WORK TO BE COMPLETED:
Copy out all the records, word for word.

--- INFORMATION PROVIDED ---

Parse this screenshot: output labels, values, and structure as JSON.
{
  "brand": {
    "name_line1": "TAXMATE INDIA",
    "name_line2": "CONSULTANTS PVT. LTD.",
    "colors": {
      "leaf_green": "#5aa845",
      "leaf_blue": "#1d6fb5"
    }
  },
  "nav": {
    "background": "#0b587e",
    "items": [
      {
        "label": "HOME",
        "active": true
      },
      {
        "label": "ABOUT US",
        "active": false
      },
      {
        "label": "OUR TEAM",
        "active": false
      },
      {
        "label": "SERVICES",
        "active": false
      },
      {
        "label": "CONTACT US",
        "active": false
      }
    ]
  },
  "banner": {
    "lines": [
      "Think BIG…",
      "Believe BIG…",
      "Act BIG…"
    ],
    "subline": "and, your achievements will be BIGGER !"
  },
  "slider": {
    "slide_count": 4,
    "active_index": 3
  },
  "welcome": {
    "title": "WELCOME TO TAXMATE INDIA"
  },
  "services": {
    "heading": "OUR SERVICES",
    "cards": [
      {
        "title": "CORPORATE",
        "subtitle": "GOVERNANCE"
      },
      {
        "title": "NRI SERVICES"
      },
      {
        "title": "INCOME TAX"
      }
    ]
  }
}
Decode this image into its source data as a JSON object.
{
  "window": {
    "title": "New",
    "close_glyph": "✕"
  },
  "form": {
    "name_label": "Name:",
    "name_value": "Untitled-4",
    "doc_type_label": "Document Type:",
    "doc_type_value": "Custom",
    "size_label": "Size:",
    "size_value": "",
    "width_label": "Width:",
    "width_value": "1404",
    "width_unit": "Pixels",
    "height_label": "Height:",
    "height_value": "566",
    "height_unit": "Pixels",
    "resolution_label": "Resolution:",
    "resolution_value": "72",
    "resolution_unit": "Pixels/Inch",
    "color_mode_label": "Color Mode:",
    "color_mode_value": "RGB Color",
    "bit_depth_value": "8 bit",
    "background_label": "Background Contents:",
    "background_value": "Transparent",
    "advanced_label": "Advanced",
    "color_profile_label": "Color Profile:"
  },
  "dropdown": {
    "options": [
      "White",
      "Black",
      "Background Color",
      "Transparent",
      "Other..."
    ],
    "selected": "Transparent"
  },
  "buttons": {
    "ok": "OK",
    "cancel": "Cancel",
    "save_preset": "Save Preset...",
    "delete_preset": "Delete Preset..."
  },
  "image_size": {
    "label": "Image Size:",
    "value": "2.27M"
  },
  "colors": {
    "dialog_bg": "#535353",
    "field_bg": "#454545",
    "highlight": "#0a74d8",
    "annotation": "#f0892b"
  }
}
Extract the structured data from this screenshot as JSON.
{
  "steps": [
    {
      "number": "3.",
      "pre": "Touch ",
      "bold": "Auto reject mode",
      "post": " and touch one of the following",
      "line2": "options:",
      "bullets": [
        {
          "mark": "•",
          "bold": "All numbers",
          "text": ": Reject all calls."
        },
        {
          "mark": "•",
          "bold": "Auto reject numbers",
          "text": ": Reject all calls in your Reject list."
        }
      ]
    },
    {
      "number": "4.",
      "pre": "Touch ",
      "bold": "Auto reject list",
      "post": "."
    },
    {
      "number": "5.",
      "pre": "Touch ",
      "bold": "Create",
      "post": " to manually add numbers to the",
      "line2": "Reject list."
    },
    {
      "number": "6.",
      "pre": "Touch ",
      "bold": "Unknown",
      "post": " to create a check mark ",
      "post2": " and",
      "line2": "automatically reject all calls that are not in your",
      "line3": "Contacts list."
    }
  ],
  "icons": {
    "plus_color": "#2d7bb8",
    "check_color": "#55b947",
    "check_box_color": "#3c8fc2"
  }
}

---

FINAL RESULT:
Parse this screenshot: output labels, values, and structure as JSON.
{
  "brand": {
    "name_line1": "TAXMATE INDIA",
    "name_line2": "CONSULTANTS PVT. LTD.",
    "colors": {
      "leaf_green": "#5aa845",
      "leaf_blue": "#1d6fb5"
    }
  },
  "nav": {
    "background": "#0b587e",
    "items": [
      {
        "label": "HOME",
        "active": true
      },
      {
        "label": "ABOUT US",
        "active": false
      },
      {
        "label": "OUR TEAM",
        "active": false
      },
      {
        "label": "SERVICES",
        "active": false
      },
      {
        "label": "CONTACT US",
        "active": false
      }
    ]
  },
  "banner": {
    "lines": [
      "Think BIG…",
      "Believe BIG…",
      "Act BIG…"
    ],
    "subline": "and, your achievements will be BIGGER !"
  },
  "slider": {
    "slide_count": 4,
    "active_index": 3
  },
  "welcome": {
    "title": "WELCOME TO TAXMATE INDIA"
  },
  "services": {
    "heading": "OUR SERVICES",
    "cards": [
      {
        "title": "CORPORATE",
        "subtitle": "GOVERNANCE"
      },
      {
        "title": "NRI SERVICES"
      },
      {
        "title": "INCOME TAX"
      }
    ]
  }
}
Decode this image into its source data as a JSON object.
{
  "window": {
    "title": "New",
    "close_glyph": "✕"
  },
  "form": {
    "name_label": "Name:",
    "name_value": "Untitled-4",
    "doc_type_label": "Document Type:",
    "doc_type_value": "Custom",
    "size_label": "Size:",
    "size_value": "",
    "width_label": "Width:",
    "width_value": "1404",
    "width_unit": "Pixels",
    "height_label": "Height:",
    "height_value": "566",
    "height_unit": "Pixels",
    "resolution_label": "Resolution:",
    "resolution_value": "72",
    "resolution_unit": "Pixels/Inch",
    "color_mode_label": "Color Mode:",
    "color_mode_value": "RGB Color",
    "bit_depth_value": "8 bit",
    "background_label": "Background Contents:",
    "background_value": "Transparent",
    "advanced_label": "Advanced",
    "color_profile_label": "Color Profile:"
  },
  "dropdown": {
    "options": [
      "White",
      "Black",
      "Background Color",
      "Transparent",
      "Other..."
    ],
    "selected": "Transparent"
  },
  "buttons": {
    "ok": "OK",
    "cancel": "Cancel",
    "save_preset": "Save Preset...",
    "delete_preset": "Delete Preset..."
  },
  "image_size": {
    "label": "Image Size:",
    "value": "2.27M"
  },
  "colors": {
    "dialog_bg": "#535353",
    "field_bg": "#454545",
    "highlight": "#0a74d8",
    "annotation": "#f0892b"
  }
}
Extract the structured data from this screenshot as JSON.
{
  "steps": [
    {
      "number": "3.",
      "pre": "Touch ",
      "bold": "Auto reject mode",
      "post": " and touch one of the following",
      "line2": "options:",
      "bullets": [
        {
          "mark": "•",
          "bold": "All numbers",
          "text": ": Reject all calls."
        },
        {
          "mark": "•",
          "bold": "Auto reject numbers",
          "text": ": Reject all calls in your Reject list."
        }
      ]
    },
    {
      "number": "4.",
      "pre": "Touch ",
      "bold": "Auto reject list",
      "post": "."
    },
    {
      "number": "5.",
      "pre": "Touch ",
      "bold": "Create",
      "post": " to manually add numbers to the",
      "line2": "Reject list."
    },
    {
      "number": "6.",
      "pre": "Touch ",
      "bold": "Unknown",
      "post": " to create a check mark ",
      "post2": " and",
      "line2": "automatically reject all calls that are not in your",
      "line3": "Contacts list."
    }
  ],
  "icons": {
    "plus_color": "#2d7bb8",
    "check_color": "#55b947",
    "check_box_color": "#3c8fc2"
  }
}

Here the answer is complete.